— start Exercise inputs —

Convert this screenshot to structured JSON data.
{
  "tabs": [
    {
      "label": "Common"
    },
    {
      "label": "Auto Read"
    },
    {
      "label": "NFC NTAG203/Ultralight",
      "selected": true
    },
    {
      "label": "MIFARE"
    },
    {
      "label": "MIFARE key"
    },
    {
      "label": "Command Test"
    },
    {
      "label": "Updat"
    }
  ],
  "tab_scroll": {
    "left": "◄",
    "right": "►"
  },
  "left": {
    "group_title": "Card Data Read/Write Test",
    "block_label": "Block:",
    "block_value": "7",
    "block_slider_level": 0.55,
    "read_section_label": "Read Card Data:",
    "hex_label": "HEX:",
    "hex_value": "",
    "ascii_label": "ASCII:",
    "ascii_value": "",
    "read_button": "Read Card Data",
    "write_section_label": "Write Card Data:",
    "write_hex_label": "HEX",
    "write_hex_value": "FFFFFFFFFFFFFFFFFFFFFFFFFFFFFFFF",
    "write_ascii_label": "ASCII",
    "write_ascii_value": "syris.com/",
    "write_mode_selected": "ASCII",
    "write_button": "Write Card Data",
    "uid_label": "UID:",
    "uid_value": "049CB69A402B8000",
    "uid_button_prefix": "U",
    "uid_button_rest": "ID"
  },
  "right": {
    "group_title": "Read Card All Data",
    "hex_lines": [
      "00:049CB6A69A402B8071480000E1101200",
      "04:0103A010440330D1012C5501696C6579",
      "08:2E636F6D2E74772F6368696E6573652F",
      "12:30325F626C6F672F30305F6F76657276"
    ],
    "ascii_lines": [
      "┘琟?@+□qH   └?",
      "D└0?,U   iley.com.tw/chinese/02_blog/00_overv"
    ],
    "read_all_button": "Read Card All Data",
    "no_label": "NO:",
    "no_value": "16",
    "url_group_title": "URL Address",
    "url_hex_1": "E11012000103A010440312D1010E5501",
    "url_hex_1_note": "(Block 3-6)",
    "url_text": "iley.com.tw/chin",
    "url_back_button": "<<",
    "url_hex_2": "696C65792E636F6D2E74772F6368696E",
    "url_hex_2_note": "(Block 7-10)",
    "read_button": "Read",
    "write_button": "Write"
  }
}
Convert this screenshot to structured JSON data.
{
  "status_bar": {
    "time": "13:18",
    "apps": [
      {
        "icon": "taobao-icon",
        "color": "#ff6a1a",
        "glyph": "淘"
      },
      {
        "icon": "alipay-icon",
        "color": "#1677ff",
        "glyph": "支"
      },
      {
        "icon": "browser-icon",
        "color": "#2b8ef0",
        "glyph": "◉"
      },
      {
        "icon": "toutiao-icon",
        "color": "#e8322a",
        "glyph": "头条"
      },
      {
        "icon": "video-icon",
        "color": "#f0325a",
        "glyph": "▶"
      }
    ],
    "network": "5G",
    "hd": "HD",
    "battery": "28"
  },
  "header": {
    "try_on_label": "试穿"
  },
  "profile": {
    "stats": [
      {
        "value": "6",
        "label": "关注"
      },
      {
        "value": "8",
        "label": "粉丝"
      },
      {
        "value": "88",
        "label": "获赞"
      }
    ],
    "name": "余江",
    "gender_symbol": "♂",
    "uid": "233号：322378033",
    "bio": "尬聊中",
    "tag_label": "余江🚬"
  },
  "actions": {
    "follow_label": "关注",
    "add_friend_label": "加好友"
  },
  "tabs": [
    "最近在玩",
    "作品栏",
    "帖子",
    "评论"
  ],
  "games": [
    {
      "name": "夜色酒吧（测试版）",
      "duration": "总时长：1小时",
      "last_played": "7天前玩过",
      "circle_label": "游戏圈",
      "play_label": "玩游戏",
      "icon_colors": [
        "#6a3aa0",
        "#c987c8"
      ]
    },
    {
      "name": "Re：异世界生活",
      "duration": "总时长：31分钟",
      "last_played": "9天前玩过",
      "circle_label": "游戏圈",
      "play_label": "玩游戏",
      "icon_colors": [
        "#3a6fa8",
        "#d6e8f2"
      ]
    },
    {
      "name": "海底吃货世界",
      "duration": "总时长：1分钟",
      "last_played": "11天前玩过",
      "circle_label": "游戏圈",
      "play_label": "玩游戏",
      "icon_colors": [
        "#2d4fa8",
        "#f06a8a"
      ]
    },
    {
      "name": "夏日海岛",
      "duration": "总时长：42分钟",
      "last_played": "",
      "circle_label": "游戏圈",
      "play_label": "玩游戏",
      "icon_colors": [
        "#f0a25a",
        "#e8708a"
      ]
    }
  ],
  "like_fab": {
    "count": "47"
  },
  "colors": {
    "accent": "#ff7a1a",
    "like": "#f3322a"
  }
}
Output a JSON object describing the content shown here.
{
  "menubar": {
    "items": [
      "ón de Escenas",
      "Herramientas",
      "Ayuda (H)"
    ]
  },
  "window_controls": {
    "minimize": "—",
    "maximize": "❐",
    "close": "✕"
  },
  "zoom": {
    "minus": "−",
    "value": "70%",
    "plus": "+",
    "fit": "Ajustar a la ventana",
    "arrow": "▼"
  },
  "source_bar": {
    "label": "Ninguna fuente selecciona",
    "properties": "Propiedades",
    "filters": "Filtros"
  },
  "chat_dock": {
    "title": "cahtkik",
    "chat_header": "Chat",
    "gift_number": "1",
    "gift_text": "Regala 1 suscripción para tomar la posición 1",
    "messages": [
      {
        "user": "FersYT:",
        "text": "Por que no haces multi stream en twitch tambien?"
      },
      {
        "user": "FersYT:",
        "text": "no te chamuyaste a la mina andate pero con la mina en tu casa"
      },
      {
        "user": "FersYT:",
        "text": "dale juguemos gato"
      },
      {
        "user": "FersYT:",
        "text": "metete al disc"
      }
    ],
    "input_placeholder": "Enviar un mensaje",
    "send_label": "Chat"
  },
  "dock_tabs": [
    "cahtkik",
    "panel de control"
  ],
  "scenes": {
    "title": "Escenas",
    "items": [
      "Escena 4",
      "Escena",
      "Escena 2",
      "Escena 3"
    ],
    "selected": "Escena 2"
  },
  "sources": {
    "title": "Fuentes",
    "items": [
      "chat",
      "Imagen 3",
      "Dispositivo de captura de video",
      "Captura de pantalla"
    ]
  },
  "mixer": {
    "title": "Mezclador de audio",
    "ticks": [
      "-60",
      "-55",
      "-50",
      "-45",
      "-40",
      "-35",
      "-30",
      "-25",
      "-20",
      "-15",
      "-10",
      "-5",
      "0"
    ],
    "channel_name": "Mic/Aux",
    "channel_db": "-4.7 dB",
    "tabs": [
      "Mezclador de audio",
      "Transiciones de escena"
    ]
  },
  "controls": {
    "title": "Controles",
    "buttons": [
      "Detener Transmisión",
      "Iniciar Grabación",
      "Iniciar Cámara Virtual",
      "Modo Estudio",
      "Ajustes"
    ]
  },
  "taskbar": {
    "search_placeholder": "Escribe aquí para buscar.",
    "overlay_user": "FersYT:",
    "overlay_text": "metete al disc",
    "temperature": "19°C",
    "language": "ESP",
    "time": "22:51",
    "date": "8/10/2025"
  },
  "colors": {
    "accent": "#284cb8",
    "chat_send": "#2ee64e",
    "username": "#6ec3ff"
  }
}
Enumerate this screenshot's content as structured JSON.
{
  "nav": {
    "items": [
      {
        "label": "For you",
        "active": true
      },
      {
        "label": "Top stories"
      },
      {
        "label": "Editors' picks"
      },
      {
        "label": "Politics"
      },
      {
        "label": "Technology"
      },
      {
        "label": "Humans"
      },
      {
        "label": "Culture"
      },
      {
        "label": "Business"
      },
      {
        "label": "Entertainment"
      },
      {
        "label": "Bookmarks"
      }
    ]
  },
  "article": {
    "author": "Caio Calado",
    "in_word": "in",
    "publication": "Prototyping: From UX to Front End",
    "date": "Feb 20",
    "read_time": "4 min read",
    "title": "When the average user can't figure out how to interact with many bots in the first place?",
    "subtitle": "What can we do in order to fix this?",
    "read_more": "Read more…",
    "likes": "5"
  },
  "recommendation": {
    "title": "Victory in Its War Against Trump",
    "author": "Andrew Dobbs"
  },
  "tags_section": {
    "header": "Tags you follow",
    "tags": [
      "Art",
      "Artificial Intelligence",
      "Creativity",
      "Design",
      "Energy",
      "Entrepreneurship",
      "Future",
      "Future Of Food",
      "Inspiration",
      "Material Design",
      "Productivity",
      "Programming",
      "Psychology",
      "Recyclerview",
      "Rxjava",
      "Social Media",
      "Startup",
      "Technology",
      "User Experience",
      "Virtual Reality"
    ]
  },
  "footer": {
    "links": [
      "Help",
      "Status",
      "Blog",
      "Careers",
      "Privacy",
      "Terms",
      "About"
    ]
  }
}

— end Exercise inputs —

* What you have to do: Return each line where "para" shows up.

* Solution for this exercise:
    "gift_text": "Regala 1 suscripción para tomar la posición 1",
    "search_placeholder": "Escribe aquí para buscar.",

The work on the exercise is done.